**Exercise goal:**
Output the entries as a JSON list of strings with one string per line, leaving out blank lines. Begin at the first line of the entries and stop after the line that contains "field-hotspot [263, 235, 335, 307]".

Annotated element listings:
══════════
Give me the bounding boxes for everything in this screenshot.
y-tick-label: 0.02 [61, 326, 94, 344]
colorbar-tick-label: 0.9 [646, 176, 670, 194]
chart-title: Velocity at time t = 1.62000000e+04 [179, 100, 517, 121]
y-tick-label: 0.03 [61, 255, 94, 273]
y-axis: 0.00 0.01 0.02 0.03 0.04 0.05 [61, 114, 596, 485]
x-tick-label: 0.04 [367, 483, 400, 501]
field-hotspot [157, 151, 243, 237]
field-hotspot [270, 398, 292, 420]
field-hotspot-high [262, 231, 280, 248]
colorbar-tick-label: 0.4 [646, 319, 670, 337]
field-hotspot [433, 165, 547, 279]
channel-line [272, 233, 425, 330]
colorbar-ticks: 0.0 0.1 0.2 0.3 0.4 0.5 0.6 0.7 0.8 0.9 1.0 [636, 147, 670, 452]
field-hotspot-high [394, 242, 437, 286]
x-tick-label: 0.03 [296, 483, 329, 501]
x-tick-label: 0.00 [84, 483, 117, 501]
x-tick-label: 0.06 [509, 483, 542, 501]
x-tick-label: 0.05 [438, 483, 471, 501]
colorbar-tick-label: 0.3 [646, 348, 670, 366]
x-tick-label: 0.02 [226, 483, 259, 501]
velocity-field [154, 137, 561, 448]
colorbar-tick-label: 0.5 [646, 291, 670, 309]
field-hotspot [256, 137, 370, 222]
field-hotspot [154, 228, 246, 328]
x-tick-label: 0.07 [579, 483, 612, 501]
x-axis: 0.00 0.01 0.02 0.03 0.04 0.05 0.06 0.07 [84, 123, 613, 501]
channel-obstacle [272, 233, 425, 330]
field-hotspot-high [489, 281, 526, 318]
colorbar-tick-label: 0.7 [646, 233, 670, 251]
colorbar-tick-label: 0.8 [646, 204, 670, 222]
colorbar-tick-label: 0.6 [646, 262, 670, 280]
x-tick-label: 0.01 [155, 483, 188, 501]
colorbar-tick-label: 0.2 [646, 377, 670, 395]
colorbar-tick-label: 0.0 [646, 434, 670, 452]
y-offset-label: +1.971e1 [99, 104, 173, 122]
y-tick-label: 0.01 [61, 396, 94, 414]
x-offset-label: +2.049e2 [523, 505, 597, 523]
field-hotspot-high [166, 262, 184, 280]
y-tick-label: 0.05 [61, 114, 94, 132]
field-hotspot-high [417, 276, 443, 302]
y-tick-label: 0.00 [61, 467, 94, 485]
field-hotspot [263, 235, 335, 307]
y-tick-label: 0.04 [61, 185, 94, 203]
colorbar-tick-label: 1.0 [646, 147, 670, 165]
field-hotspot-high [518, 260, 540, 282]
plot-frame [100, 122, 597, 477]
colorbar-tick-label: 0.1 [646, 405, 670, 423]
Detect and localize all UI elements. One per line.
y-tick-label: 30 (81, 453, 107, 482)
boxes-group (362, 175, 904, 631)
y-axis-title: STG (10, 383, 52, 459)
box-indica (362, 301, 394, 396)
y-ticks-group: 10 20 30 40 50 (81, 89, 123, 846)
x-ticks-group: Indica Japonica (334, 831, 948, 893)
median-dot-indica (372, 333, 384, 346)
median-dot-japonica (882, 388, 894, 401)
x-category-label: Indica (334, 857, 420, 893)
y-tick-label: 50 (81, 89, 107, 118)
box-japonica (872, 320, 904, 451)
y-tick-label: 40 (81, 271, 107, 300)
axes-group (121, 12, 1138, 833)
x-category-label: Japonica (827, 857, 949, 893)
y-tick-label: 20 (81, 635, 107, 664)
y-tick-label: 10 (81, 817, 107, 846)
══════════
**Written response:**
[
  "Give me the bounding boxes for everything in this screenshot.",
  "y-tick-label: 0.02 [61, 326, 94, 344]",
  "colorbar-tick-label: 0.9 [646, 176, 670, 194]",
  "chart-title: Velocity at time t = 1.62000000e+04 [179, 100, 517, 121]",
  "y-tick-label: 0.03 [61, 255, 94, 273]",
  "y-axis: 0.00 0.01 0.02 0.03 0.04 0.05 [61, 114, 596, 485]",
  "x-tick-label: 0.04 [367, 483, 400, 501]",
  "field-hotspot [157, 151, 243, 237]",
  "field-hotspot [270, 398, 292, 420]",
  "field-hotspot-high [262, 231, 280, 248]",
  "colorbar-tick-label: 0.4 [646, 319, 670, 337]",
  "field-hotspot [433, 165, 547, 279]",
  "channel-line [272, 233, 425, 330]",
  "colorbar-ticks: 0.0 0.1 0.2 0.3 0.4 0.5 0.6 0.7 0.8 0.9 1.0 [636, 147, 670, 452]",
  "field-hotspot-high [394, 242, 437, 286]",
  "x-tick-label: 0.03 [296, 483, 329, 501]",
  "x-tick-label: 0.00 [84, 483, 117, 501]",
  "x-tick-label: 0.06 [509, 483, 542, 501]",
  "x-tick-label: 0.05 [438, 483, 471, 501]",
  "colorbar-tick-label: 0.3 [646, 348, 670, 366]",
  "x-tick-label: 0.02 [226, 483, 259, 501]",
  "velocity-field [154, 137, 561, 448]",
  "colorbar-tick-label: 0.5 [646, 291, 670, 309]",
  "field-hotspot [256, 137, 370, 222]",
  "field-hotspot [154, 228, 246, 328]",
  "x-tick-label: 0.07 [579, 483, 612, 501]",
  "x-axis: 0.00 0.01 0.02 0.03 0.04 0.05 0.06 0.07 [84, 123, 613, 501]",
  "channel-obstacle [272, 233, 425, 330]",
  "field-hotspot-high [489, 281, 526, 318]",
  "colorbar-tick-label: 0.7 [646, 233, 670, 251]",
  "colorbar-tick-label: 0.8 [646, 204, 670, 222]",
  "colorbar-tick-label: 0.6 [646, 262, 670, 280]",
  "x-tick-label: 0.01 [155, 483, 188, 501]",
  "colorbar-tick-label: 0.2 [646, 377, 670, 395]",
  "colorbar-tick-label: 0.0 [646, 434, 670, 452]",
  "y-offset-label: +1.971e1 [99, 104, 173, 122]",
  "y-tick-label: 0.01 [61, 396, 94, 414]",
  "x-offset-label: +2.049e2 [523, 505, 597, 523]",
  "field-hotspot-high [166, 262, 184, 280]",
  "y-tick-label: 0.05 [61, 114, 94, 132]",
  "field-hotspot-high [417, 276, 443, 302]",
  "y-tick-label: 0.00 [61, 467, 94, 485]",
  "field-hotspot [263, 235, 335, 307]"
]